_What is needed_
Pull out every line from the listing that has the word "alunos".

_Input data_
## begin

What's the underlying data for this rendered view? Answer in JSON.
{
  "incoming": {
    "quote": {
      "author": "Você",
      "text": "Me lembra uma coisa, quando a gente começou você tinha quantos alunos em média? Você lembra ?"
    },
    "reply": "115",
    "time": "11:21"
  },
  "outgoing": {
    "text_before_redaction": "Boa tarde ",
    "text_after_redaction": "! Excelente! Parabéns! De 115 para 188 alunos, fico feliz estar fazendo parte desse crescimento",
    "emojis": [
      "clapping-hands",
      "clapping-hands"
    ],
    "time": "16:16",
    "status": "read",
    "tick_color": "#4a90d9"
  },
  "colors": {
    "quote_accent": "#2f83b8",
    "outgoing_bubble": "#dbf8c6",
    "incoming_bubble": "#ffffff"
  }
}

## end

_Full output_
      "text": "Me lembra uma coisa, quando a gente começou você tinha quantos alunos em média? Você lembra ?"
    "text_after_redaction": "! Excelente! Parabéns! De 115 para 188 alunos, fico feliz estar fazendo parte desse crescimento",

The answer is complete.